# [Direction]
Locate the word "والكديمي" in the material, then show every line that holds it.

# [Material for this exercise]
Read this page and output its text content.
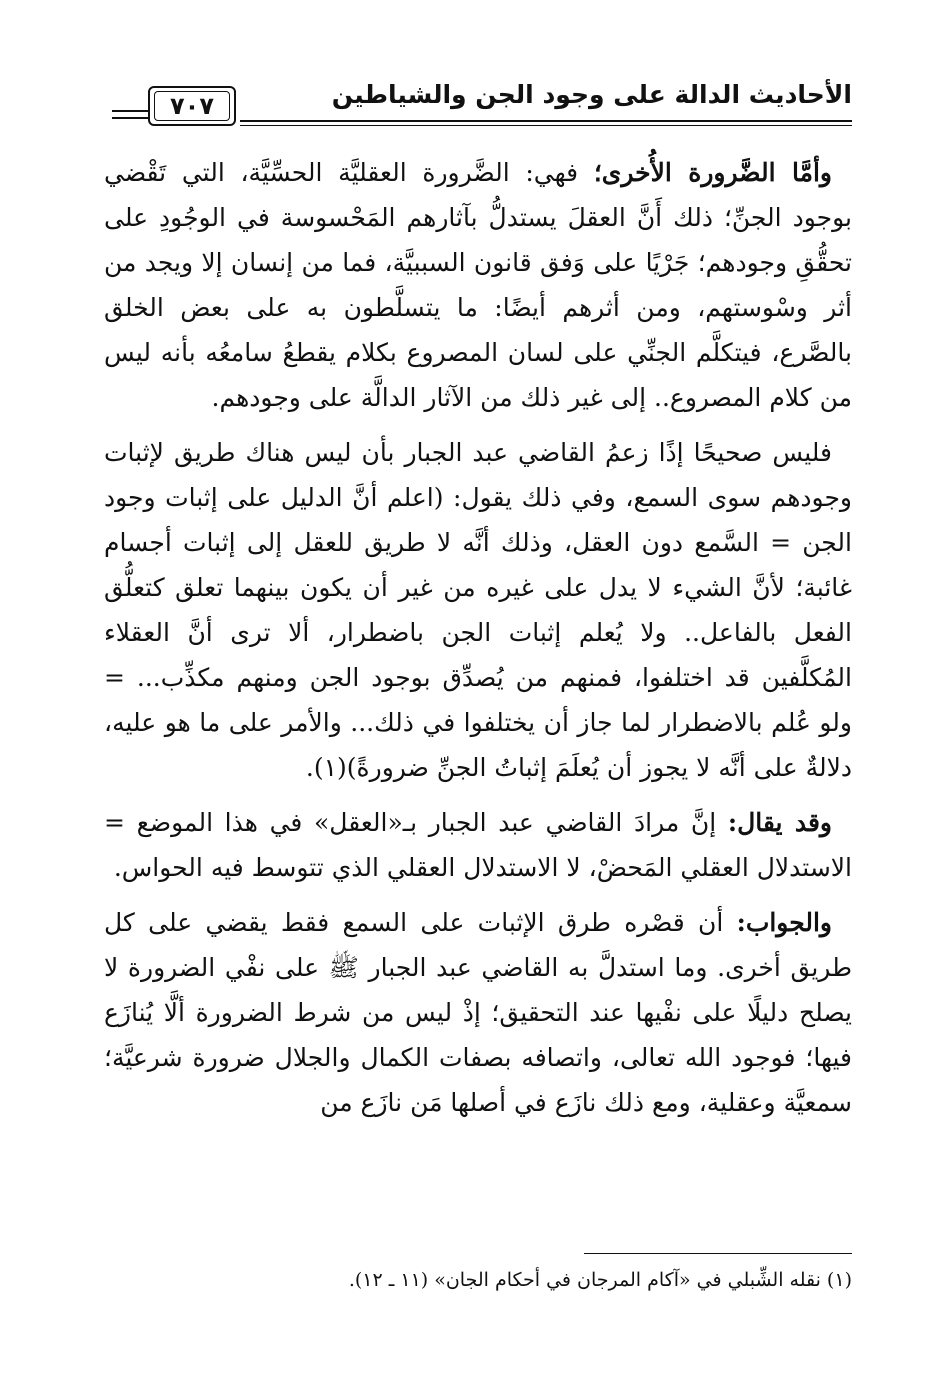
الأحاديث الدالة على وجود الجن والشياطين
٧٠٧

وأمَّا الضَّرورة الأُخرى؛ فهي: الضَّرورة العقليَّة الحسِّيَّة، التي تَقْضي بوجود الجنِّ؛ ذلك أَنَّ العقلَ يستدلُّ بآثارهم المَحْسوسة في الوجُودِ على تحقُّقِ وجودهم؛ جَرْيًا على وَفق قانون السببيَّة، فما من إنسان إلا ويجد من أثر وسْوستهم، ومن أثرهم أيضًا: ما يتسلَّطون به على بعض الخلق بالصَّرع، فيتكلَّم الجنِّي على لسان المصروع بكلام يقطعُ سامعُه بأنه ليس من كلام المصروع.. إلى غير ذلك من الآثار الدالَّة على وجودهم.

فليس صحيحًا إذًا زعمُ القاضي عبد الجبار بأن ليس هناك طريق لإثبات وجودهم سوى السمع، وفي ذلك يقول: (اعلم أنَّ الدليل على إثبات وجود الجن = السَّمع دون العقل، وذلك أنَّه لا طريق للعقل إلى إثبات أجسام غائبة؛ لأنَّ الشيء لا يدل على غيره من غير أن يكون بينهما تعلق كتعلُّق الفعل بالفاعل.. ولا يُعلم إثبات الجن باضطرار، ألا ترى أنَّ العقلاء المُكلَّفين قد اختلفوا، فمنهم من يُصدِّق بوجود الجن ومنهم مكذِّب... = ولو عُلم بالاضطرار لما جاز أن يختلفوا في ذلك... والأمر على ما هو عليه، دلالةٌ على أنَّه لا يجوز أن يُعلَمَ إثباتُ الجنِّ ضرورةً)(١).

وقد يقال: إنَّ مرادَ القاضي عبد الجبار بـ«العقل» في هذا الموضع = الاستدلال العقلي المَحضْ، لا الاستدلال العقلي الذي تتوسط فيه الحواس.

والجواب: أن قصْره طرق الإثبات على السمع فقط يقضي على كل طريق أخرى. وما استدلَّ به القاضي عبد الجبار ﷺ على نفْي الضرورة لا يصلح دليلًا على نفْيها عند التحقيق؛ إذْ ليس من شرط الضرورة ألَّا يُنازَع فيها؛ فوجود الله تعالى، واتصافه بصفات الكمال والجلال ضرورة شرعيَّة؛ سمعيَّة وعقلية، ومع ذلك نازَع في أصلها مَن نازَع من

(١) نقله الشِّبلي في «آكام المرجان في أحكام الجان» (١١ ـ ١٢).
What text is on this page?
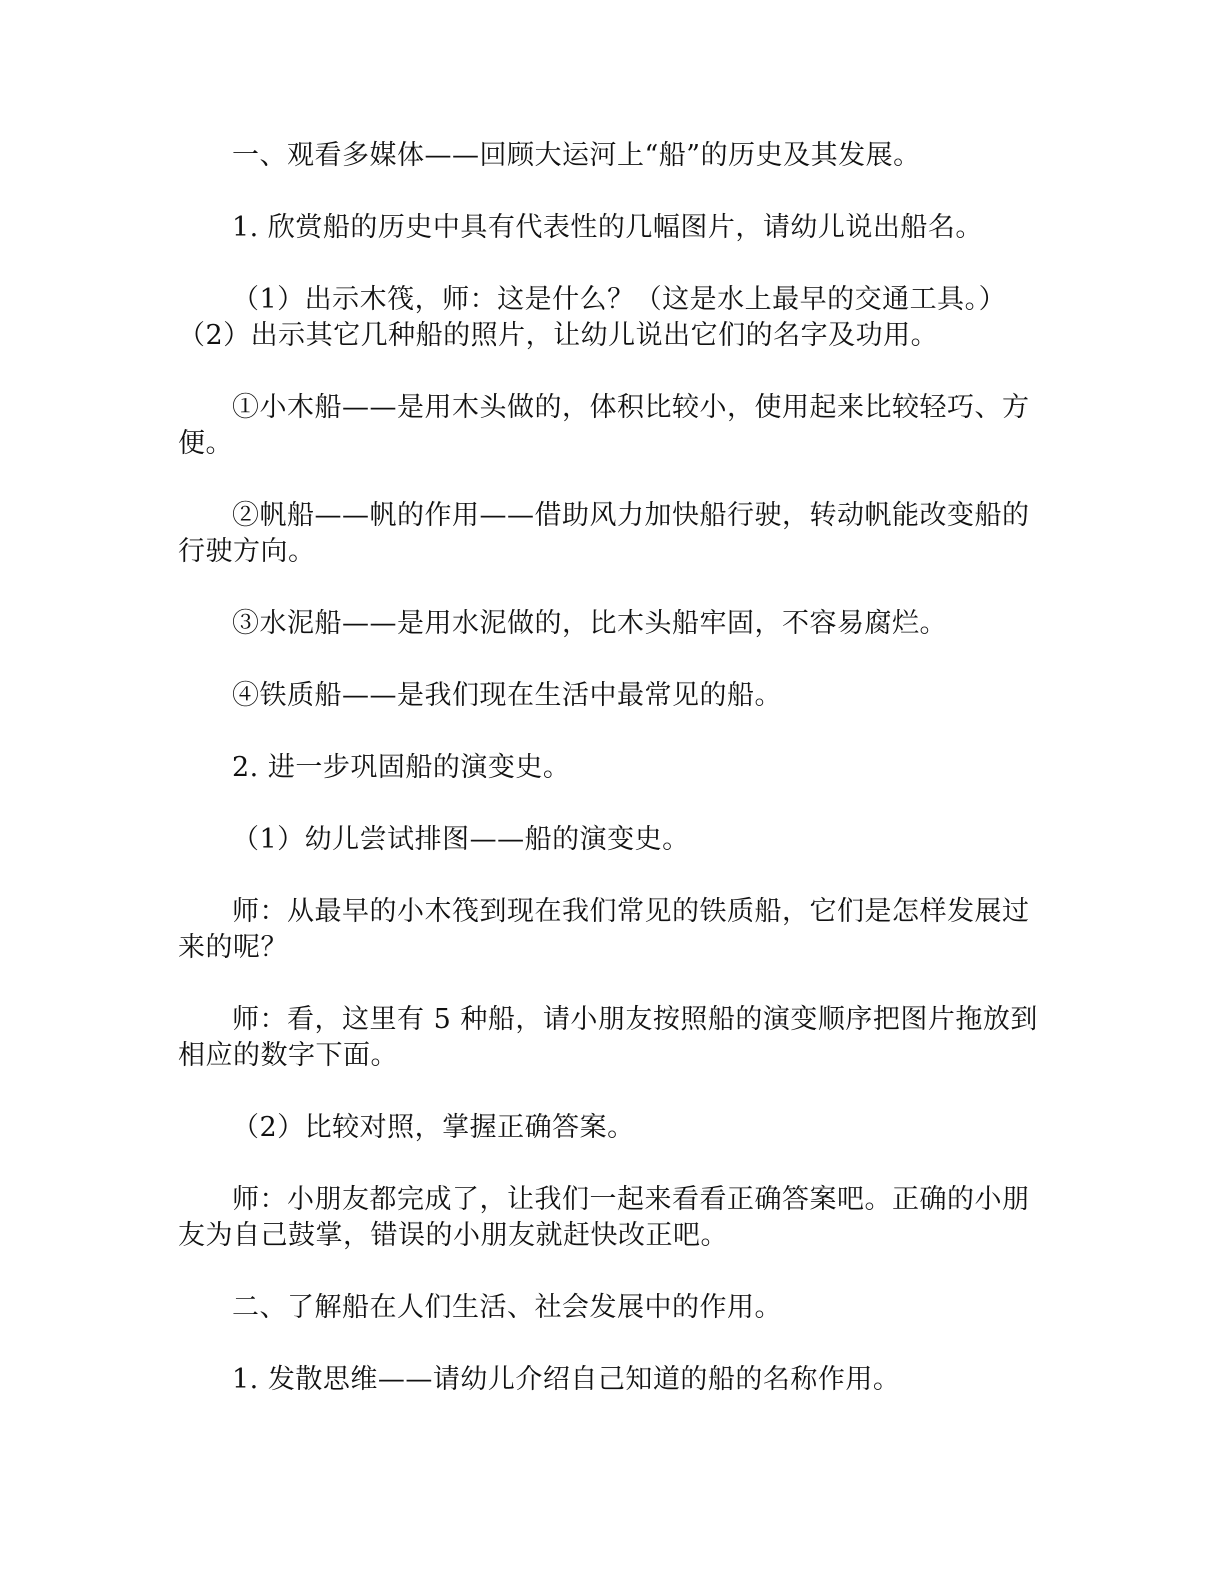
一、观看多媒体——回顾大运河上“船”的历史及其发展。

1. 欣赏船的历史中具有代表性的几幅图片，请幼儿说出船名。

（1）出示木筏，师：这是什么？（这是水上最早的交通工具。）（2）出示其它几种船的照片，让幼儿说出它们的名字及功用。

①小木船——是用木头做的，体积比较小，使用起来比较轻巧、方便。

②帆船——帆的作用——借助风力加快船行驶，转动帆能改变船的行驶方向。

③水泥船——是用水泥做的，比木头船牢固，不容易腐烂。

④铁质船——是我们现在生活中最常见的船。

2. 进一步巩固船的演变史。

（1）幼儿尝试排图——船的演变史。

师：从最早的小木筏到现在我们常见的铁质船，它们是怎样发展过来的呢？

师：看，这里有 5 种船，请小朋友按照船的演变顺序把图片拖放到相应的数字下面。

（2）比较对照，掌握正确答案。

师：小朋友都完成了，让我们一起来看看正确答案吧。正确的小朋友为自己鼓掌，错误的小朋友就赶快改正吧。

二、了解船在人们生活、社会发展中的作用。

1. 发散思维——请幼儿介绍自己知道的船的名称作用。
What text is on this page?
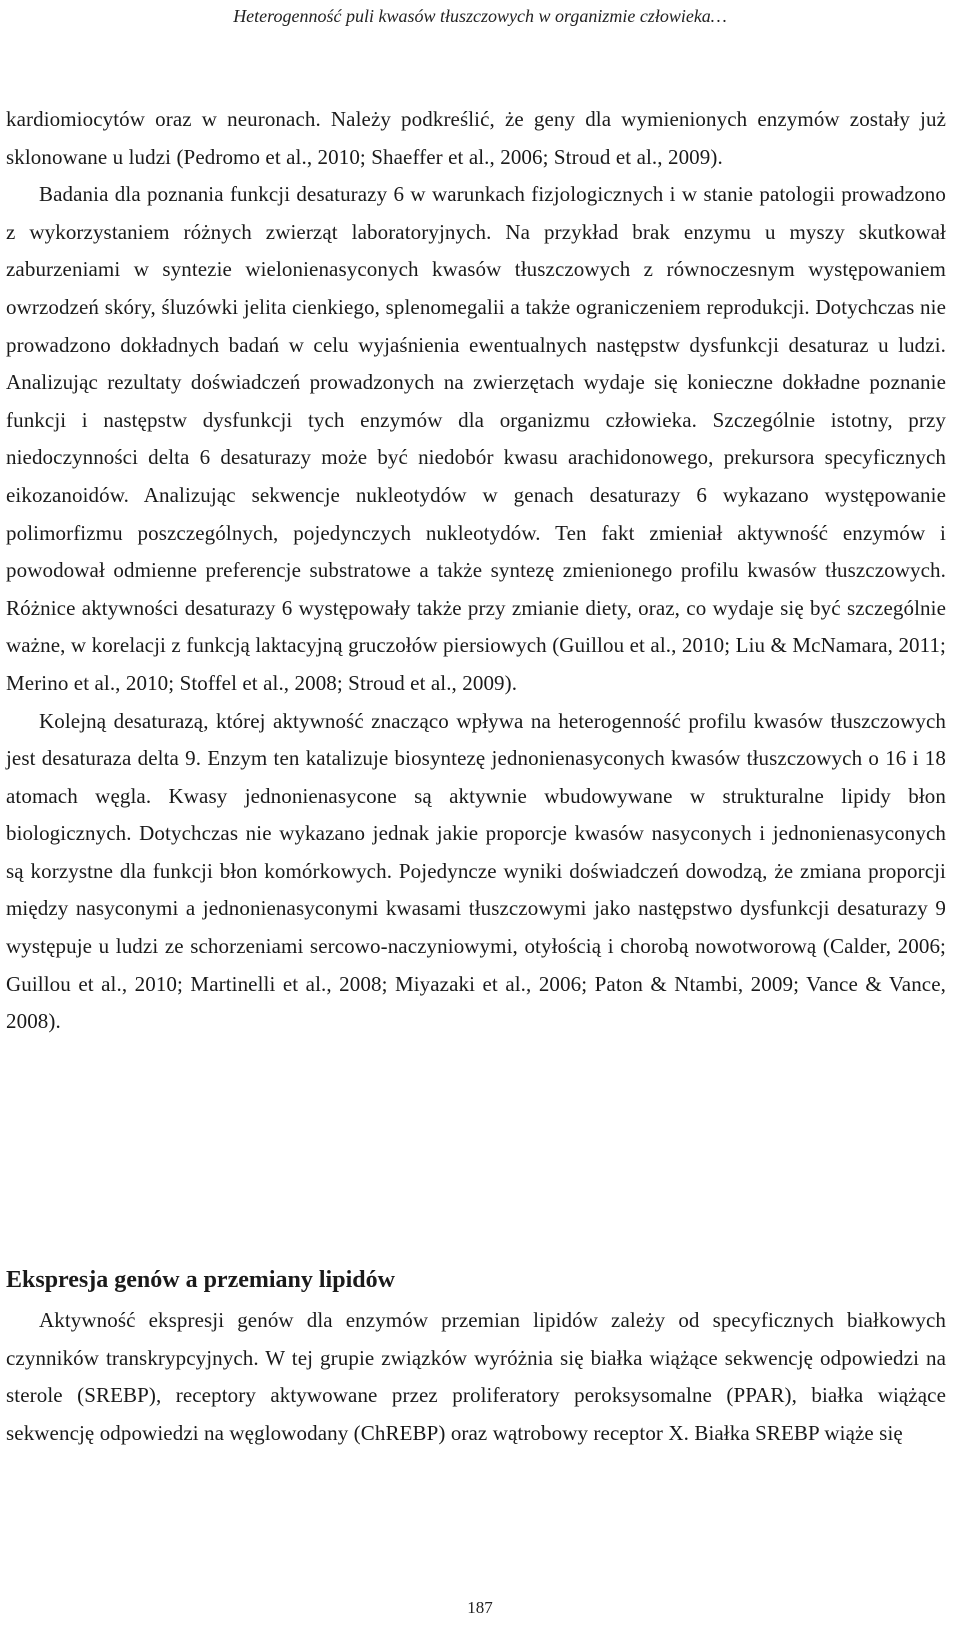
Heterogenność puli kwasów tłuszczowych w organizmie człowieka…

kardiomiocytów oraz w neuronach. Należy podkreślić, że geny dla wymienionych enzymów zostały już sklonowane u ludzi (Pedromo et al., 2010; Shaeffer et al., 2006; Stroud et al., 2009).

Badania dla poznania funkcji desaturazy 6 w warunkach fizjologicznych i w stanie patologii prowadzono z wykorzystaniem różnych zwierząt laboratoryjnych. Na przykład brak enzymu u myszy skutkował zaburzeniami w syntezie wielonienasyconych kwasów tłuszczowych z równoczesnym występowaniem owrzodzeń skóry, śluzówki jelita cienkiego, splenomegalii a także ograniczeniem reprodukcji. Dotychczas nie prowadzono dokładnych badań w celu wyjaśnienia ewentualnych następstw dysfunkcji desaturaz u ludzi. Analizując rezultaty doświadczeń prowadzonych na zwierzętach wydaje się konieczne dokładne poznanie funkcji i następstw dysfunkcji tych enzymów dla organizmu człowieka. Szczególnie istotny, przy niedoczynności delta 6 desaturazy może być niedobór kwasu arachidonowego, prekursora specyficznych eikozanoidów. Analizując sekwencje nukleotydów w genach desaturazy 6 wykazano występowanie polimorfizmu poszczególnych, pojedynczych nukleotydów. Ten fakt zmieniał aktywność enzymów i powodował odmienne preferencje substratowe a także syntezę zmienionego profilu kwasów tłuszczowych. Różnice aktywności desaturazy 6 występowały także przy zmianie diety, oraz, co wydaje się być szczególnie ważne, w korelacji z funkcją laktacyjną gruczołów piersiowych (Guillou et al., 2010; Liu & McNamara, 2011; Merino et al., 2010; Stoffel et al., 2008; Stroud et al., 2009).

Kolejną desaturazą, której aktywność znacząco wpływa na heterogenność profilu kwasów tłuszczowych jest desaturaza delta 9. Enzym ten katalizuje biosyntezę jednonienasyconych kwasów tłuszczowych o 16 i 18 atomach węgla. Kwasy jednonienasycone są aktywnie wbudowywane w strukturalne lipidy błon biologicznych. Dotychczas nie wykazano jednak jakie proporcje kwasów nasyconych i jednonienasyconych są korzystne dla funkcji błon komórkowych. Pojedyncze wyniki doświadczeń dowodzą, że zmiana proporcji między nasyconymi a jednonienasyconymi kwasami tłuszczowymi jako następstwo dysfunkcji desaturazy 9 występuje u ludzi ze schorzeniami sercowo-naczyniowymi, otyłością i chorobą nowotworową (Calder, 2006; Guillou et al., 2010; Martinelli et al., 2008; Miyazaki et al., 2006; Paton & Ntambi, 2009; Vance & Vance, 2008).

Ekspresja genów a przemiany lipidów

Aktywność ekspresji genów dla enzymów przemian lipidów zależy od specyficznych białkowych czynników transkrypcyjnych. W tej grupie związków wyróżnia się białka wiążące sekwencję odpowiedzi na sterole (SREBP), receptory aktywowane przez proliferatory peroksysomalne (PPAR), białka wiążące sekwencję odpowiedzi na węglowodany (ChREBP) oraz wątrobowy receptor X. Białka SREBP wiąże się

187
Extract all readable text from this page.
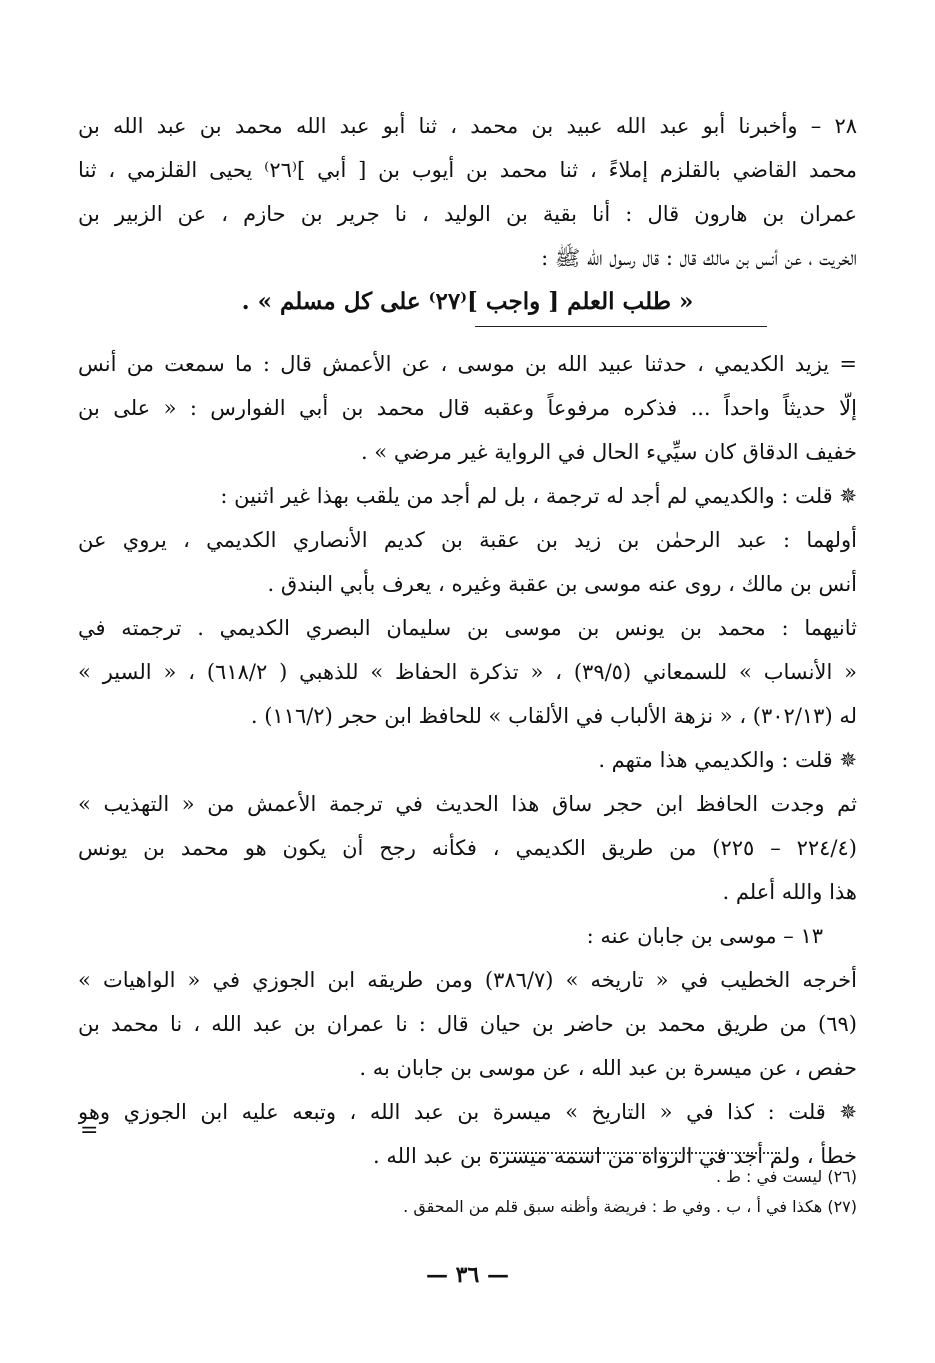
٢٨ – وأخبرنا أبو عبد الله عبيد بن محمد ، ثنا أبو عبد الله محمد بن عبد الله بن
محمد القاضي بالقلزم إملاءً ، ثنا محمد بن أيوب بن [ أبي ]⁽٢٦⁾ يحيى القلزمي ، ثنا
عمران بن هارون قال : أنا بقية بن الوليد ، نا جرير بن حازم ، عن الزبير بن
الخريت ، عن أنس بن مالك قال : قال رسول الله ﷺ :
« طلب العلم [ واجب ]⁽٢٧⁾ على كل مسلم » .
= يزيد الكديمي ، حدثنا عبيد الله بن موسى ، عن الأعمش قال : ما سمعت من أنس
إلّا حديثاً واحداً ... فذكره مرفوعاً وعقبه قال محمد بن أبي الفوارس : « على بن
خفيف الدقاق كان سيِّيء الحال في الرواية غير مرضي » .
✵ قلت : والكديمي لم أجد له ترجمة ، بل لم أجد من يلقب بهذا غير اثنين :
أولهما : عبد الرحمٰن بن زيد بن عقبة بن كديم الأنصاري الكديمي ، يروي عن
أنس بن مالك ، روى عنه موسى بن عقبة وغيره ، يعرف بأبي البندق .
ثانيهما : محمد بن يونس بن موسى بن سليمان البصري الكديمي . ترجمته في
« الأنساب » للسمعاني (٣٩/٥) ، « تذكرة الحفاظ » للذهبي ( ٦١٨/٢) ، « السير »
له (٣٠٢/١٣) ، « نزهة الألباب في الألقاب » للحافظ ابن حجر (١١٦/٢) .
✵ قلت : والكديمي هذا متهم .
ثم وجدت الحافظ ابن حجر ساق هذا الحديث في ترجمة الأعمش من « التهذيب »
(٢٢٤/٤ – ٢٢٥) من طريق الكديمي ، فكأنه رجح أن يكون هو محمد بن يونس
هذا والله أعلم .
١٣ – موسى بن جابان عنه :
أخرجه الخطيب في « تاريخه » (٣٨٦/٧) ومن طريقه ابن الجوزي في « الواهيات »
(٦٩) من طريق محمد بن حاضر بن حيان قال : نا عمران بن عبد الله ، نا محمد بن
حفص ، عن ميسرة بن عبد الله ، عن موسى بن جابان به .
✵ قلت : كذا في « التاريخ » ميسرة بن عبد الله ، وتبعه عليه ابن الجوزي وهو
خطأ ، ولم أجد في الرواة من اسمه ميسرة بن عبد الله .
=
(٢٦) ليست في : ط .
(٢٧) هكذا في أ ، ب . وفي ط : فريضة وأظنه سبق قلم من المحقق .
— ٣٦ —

# [Result of this task]
✵ قلت : والكديمي لم أجد له ترجمة ، بل لم أجد من يلقب بهذا غير اثنين :
✵ قلت : والكديمي هذا متهم .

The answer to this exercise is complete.